[Figure data in JSON]
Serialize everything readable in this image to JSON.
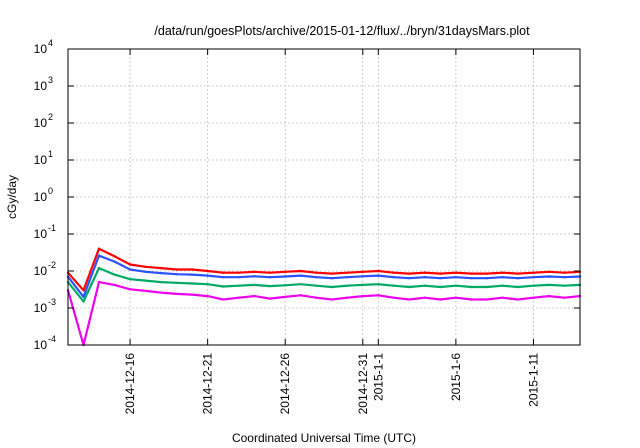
{
  "chart_data": {
    "type": "line",
    "title": "/data/run/goesPlots/archive/2015-01-12/flux/../bryn/31daysMars.plot",
    "xlabel": "Coordinated Universal Time (UTC)",
    "ylabel": "cGy/day",
    "yscale": "log",
    "ylim": [
      0.0001,
      10000
    ],
    "xlim": [
      "2014-12-12",
      "2015-01-14"
    ],
    "grid": true,
    "y_ticks": [
      {
        "value": 0.0001,
        "base": "10",
        "exp": "-4"
      },
      {
        "value": 0.001,
        "base": "10",
        "exp": "-3"
      },
      {
        "value": 0.01,
        "base": "10",
        "exp": "-2"
      },
      {
        "value": 0.1,
        "base": "10",
        "exp": "-1"
      },
      {
        "value": 1,
        "base": "10",
        "exp": "0"
      },
      {
        "value": 10,
        "base": "10",
        "exp": "1"
      },
      {
        "value": 100,
        "base": "10",
        "exp": "2"
      },
      {
        "value": 1000,
        "base": "10",
        "exp": "3"
      },
      {
        "value": 10000,
        "base": "10",
        "exp": "4"
      }
    ],
    "x_ticks": [
      {
        "date": "2014-12-16",
        "label": "2014-12-16"
      },
      {
        "date": "2014-12-21",
        "label": "2014-12-21"
      },
      {
        "date": "2014-12-26",
        "label": "2014-12-26"
      },
      {
        "date": "2014-12-31",
        "label": "2014-12-31"
      },
      {
        "date": "2015-01-01",
        "label": "2015-1-1"
      },
      {
        "date": "2015-01-06",
        "label": "2015-1-6"
      },
      {
        "date": "2015-01-11",
        "label": "2015-1-11"
      }
    ],
    "series": [
      {
        "color": "#ff0000",
        "dates": [
          "2014-12-12",
          "2014-12-13",
          "2014-12-14",
          "2014-12-15",
          "2014-12-16",
          "2014-12-17",
          "2014-12-18",
          "2014-12-19",
          "2014-12-20",
          "2014-12-21",
          "2014-12-22",
          "2014-12-23",
          "2014-12-24",
          "2014-12-25",
          "2014-12-26",
          "2014-12-27",
          "2014-12-28",
          "2014-12-29",
          "2014-12-30",
          "2014-12-31",
          "2015-01-01",
          "2015-01-02",
          "2015-01-03",
          "2015-01-04",
          "2015-01-05",
          "2015-01-06",
          "2015-01-07",
          "2015-01-08",
          "2015-01-09",
          "2015-01-10",
          "2015-01-11",
          "2015-01-12",
          "2015-01-13",
          "2015-01-14"
        ],
        "values": [
          0.009,
          0.003,
          0.04,
          0.025,
          0.015,
          0.013,
          0.012,
          0.011,
          0.011,
          0.01,
          0.009,
          0.009,
          0.0095,
          0.009,
          0.0095,
          0.01,
          0.009,
          0.0085,
          0.009,
          0.0095,
          0.01,
          0.009,
          0.0085,
          0.009,
          0.0085,
          0.009,
          0.0085,
          0.0085,
          0.009,
          0.0085,
          0.009,
          0.0095,
          0.009,
          0.0095
        ]
      },
      {
        "color": "#2a52ff",
        "dates": [
          "2014-12-12",
          "2014-12-13",
          "2014-12-14",
          "2014-12-15",
          "2014-12-16",
          "2014-12-17",
          "2014-12-18",
          "2014-12-19",
          "2014-12-20",
          "2014-12-21",
          "2014-12-22",
          "2014-12-23",
          "2014-12-24",
          "2014-12-25",
          "2014-12-26",
          "2014-12-27",
          "2014-12-28",
          "2014-12-29",
          "2014-12-30",
          "2014-12-31",
          "2015-01-01",
          "2015-01-02",
          "2015-01-03",
          "2015-01-04",
          "2015-01-05",
          "2015-01-06",
          "2015-01-07",
          "2015-01-08",
          "2015-01-09",
          "2015-01-10",
          "2015-01-11",
          "2015-01-12",
          "2015-01-13",
          "2015-01-14"
        ],
        "values": [
          0.007,
          0.002,
          0.026,
          0.018,
          0.011,
          0.0095,
          0.0088,
          0.0082,
          0.008,
          0.0075,
          0.0068,
          0.0068,
          0.0072,
          0.0068,
          0.0071,
          0.0075,
          0.0068,
          0.0064,
          0.0068,
          0.0072,
          0.0075,
          0.0068,
          0.0064,
          0.0068,
          0.0064,
          0.0068,
          0.0064,
          0.0064,
          0.0068,
          0.0064,
          0.0068,
          0.0071,
          0.0068,
          0.0071
        ]
      },
      {
        "color": "#00aa66",
        "dates": [
          "2014-12-12",
          "2014-12-13",
          "2014-12-14",
          "2014-12-15",
          "2014-12-16",
          "2014-12-17",
          "2014-12-18",
          "2014-12-19",
          "2014-12-20",
          "2014-12-21",
          "2014-12-22",
          "2014-12-23",
          "2014-12-24",
          "2014-12-25",
          "2014-12-26",
          "2014-12-27",
          "2014-12-28",
          "2014-12-29",
          "2014-12-30",
          "2014-12-31",
          "2015-01-01",
          "2015-01-02",
          "2015-01-03",
          "2015-01-04",
          "2015-01-05",
          "2015-01-06",
          "2015-01-07",
          "2015-01-08",
          "2015-01-09",
          "2015-01-10",
          "2015-01-11",
          "2015-01-12",
          "2015-01-13",
          "2015-01-14"
        ],
        "values": [
          0.005,
          0.0015,
          0.012,
          0.008,
          0.006,
          0.0055,
          0.005,
          0.0048,
          0.0046,
          0.0044,
          0.0038,
          0.004,
          0.0042,
          0.0039,
          0.0041,
          0.0044,
          0.004,
          0.0037,
          0.004,
          0.0042,
          0.0044,
          0.004,
          0.0037,
          0.004,
          0.0037,
          0.004,
          0.0037,
          0.0037,
          0.004,
          0.0037,
          0.004,
          0.0042,
          0.004,
          0.0042
        ]
      },
      {
        "color": "#ee00ee",
        "dates": [
          "2014-12-12",
          "2014-12-13",
          "2014-12-14",
          "2014-12-15",
          "2014-12-16",
          "2014-12-17",
          "2014-12-18",
          "2014-12-19",
          "2014-12-20",
          "2014-12-21",
          "2014-12-22",
          "2014-12-23",
          "2014-12-24",
          "2014-12-25",
          "2014-12-26",
          "2014-12-27",
          "2014-12-28",
          "2014-12-29",
          "2014-12-30",
          "2014-12-31",
          "2015-01-01",
          "2015-01-02",
          "2015-01-03",
          "2015-01-04",
          "2015-01-05",
          "2015-01-06",
          "2015-01-07",
          "2015-01-08",
          "2015-01-09",
          "2015-01-10",
          "2015-01-11",
          "2015-01-12",
          "2015-01-13",
          "2015-01-14"
        ],
        "values": [
          0.003,
          0.0001,
          0.005,
          0.0042,
          0.0032,
          0.0029,
          0.0026,
          0.0024,
          0.0023,
          0.0021,
          0.0017,
          0.0019,
          0.0021,
          0.0018,
          0.002,
          0.0022,
          0.0019,
          0.0017,
          0.0019,
          0.0021,
          0.0022,
          0.0019,
          0.0017,
          0.0019,
          0.0017,
          0.0019,
          0.0017,
          0.0017,
          0.0019,
          0.0017,
          0.0019,
          0.0021,
          0.0019,
          0.0021
        ]
      }
    ]
  }
}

TASK INSTRUCTIONS >>
Using the listing above, locate the lines that hold "color" and copy each one.

EXPECTED ANSWER >>
        "color": "#ff0000",
        "color": "#2a52ff",
        "color": "#00aa66",
        "color": "#ee00ee",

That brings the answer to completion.